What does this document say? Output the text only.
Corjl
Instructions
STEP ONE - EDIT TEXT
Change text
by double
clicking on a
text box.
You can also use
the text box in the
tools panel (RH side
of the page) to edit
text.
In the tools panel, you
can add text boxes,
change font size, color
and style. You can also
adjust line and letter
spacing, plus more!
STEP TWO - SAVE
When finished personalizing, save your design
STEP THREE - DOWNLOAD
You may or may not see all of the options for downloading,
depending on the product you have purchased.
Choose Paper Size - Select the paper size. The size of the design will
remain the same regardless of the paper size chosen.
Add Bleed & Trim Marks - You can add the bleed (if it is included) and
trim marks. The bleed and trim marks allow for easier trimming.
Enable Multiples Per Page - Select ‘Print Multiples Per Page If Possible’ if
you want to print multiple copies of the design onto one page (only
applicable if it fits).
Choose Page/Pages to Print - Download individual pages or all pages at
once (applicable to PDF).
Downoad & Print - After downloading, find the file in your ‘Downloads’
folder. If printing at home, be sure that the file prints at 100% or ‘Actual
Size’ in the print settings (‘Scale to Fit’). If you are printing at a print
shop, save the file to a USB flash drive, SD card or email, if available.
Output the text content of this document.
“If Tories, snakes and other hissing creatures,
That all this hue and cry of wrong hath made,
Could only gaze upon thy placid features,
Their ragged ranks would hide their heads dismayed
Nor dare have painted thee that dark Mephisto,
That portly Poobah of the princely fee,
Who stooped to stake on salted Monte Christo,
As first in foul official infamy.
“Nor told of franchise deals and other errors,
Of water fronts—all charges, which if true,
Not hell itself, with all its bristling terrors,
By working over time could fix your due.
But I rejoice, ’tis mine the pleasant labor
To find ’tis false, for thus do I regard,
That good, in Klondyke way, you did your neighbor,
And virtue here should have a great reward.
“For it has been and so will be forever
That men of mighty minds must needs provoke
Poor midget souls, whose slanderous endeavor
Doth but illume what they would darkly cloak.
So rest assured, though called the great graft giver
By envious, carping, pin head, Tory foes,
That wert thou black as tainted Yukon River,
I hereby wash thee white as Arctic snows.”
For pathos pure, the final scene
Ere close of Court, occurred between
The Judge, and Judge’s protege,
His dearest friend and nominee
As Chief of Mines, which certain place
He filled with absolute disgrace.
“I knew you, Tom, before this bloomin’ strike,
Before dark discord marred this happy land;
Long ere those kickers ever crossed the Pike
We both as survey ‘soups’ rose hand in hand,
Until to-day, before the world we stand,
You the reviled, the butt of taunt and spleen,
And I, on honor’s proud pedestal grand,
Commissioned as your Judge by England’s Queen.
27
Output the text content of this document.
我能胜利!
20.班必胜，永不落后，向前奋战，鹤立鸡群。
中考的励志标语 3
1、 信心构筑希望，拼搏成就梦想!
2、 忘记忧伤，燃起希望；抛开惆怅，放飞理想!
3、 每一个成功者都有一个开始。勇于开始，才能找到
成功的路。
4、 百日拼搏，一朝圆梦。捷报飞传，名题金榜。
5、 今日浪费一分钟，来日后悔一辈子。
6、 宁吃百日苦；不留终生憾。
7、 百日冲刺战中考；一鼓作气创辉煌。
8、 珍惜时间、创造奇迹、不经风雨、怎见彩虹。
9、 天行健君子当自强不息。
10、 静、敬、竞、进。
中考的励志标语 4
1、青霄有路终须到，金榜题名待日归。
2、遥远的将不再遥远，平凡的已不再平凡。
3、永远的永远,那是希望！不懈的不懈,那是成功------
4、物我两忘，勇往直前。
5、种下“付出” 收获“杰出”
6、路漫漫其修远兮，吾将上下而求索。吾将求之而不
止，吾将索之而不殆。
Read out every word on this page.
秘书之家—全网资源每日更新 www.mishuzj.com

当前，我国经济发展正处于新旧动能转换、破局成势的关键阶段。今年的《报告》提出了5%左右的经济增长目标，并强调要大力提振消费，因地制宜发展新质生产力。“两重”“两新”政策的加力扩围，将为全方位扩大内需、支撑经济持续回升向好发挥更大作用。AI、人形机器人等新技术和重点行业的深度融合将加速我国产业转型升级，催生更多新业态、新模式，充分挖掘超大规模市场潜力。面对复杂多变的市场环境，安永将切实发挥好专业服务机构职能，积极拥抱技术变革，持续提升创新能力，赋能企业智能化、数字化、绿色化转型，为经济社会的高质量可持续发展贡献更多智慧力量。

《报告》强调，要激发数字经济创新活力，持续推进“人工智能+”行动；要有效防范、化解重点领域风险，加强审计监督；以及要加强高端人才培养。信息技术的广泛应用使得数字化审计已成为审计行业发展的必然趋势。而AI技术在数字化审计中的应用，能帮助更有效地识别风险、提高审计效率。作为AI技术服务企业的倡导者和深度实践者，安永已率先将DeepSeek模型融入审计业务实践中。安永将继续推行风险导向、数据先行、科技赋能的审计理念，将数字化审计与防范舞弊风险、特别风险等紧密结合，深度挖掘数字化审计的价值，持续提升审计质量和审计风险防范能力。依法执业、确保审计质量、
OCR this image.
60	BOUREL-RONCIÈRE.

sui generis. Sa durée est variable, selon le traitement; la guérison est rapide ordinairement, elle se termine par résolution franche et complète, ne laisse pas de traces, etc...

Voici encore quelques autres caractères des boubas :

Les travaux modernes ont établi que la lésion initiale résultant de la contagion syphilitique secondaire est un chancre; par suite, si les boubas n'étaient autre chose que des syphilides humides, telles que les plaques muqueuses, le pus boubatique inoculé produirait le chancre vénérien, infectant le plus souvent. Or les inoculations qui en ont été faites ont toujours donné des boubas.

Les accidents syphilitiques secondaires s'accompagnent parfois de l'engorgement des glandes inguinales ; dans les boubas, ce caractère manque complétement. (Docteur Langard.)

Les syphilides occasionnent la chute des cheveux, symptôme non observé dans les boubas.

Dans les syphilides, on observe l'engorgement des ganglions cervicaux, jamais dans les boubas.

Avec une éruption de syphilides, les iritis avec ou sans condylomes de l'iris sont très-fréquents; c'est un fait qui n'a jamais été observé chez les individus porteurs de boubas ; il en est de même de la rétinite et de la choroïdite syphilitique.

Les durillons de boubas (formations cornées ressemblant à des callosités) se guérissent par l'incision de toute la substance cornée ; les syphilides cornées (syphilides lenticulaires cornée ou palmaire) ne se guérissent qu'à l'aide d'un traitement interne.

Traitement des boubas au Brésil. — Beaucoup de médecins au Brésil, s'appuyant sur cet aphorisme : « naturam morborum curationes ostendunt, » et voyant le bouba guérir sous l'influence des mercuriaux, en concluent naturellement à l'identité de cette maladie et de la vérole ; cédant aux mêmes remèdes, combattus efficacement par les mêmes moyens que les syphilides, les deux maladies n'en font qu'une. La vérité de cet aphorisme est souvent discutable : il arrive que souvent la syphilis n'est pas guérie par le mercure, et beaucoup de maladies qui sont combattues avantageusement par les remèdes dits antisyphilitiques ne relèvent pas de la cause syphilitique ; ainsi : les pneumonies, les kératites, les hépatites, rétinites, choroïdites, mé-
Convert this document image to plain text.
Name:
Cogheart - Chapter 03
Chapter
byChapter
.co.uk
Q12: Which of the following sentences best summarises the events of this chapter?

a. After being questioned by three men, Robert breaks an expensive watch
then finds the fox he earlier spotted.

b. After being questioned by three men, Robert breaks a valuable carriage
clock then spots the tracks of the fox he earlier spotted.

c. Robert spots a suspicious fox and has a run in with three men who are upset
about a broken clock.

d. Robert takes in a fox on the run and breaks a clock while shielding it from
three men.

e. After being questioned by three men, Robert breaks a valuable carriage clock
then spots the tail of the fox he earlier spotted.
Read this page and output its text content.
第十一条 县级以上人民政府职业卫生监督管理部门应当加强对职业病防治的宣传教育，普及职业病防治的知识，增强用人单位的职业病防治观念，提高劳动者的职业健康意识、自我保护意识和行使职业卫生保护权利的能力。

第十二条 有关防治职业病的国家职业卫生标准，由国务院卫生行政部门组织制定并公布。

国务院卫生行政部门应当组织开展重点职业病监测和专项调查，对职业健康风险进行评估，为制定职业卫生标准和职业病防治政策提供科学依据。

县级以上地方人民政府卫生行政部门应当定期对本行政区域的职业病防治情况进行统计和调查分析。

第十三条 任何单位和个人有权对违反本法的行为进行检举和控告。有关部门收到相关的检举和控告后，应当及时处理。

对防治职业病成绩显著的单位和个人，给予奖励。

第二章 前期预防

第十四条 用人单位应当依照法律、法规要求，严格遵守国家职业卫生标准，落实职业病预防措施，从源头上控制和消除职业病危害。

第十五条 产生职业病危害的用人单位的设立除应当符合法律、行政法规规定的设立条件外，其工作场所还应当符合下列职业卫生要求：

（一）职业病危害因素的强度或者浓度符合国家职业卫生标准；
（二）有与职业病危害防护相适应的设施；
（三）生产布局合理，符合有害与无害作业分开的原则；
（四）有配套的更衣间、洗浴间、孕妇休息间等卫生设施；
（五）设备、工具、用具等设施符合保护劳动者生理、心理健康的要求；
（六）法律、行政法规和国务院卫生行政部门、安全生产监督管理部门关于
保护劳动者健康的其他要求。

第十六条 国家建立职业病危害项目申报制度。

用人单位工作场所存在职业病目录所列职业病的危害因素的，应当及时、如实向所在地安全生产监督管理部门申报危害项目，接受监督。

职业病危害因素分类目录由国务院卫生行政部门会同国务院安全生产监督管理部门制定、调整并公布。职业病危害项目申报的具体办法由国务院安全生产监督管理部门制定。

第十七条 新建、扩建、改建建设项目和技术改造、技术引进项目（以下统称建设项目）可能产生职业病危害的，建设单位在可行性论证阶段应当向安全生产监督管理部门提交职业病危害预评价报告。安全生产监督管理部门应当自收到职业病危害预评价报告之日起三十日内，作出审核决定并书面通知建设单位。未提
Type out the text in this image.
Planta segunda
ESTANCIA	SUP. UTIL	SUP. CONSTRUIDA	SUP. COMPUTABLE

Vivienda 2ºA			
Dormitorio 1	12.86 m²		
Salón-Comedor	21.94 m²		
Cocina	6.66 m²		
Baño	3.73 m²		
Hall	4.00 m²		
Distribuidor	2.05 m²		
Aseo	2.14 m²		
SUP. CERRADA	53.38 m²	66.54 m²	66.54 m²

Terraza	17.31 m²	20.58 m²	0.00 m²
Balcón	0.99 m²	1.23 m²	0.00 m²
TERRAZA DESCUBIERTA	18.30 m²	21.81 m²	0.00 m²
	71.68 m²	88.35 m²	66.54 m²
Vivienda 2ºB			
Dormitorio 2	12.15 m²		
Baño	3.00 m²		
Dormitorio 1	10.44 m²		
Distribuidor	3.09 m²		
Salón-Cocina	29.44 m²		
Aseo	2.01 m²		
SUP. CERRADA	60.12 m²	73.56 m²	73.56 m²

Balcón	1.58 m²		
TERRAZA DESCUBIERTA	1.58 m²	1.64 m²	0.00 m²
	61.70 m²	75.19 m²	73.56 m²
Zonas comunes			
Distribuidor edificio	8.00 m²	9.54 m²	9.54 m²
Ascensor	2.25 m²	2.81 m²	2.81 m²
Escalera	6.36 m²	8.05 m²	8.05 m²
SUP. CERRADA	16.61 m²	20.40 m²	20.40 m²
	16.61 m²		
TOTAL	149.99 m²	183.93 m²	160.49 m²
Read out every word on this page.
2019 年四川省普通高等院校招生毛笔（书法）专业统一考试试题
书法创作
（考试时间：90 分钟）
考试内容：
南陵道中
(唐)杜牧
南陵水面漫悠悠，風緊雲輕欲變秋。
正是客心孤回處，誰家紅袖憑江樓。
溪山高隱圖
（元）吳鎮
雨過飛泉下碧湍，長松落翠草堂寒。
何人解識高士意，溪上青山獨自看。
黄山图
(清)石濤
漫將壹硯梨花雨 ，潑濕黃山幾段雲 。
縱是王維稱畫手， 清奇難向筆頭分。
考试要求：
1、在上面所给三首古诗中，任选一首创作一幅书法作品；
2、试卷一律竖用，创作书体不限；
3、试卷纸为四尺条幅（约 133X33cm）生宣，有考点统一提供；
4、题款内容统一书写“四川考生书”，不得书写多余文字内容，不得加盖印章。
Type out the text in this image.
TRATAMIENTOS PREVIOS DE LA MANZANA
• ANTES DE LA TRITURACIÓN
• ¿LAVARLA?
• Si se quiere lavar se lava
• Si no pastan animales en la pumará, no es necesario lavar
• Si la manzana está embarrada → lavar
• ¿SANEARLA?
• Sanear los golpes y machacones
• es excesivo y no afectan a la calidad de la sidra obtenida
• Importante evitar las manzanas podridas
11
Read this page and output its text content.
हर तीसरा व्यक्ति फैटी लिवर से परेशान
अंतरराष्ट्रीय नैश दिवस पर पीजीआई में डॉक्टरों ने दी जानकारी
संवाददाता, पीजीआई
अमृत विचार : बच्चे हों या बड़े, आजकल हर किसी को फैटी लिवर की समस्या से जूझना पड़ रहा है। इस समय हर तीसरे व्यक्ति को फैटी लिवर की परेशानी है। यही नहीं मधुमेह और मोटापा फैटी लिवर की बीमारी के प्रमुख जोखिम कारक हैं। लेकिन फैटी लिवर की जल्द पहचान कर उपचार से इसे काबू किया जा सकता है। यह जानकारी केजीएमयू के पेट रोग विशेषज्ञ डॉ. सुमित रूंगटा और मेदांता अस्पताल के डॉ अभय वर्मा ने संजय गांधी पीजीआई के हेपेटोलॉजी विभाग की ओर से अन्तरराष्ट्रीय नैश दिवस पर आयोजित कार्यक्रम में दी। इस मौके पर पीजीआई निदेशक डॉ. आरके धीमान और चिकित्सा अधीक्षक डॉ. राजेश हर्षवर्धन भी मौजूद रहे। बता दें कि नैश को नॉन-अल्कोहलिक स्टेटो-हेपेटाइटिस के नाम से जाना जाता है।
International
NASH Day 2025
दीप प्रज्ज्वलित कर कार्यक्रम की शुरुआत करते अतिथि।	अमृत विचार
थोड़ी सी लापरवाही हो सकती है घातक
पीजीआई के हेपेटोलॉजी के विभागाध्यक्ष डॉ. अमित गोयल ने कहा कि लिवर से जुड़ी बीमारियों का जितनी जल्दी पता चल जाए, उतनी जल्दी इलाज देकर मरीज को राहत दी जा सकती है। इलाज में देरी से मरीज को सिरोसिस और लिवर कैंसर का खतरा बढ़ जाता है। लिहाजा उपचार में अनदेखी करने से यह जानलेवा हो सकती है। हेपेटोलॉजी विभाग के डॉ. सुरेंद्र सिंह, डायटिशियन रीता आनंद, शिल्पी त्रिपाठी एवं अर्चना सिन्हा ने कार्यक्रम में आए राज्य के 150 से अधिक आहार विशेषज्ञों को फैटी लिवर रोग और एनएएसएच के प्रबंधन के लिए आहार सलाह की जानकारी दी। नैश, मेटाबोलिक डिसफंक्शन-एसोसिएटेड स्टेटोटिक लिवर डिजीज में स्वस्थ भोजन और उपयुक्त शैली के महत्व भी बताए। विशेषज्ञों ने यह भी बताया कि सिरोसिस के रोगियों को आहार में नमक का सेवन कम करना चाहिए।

Stated goal — Where a line in the material contains "valuable", copy that line.

Completed exercise —
b. After being questioned by three men, Robert breaks a valuable carriage
e. After being questioned by three men, Robert breaks a valuable carriage clock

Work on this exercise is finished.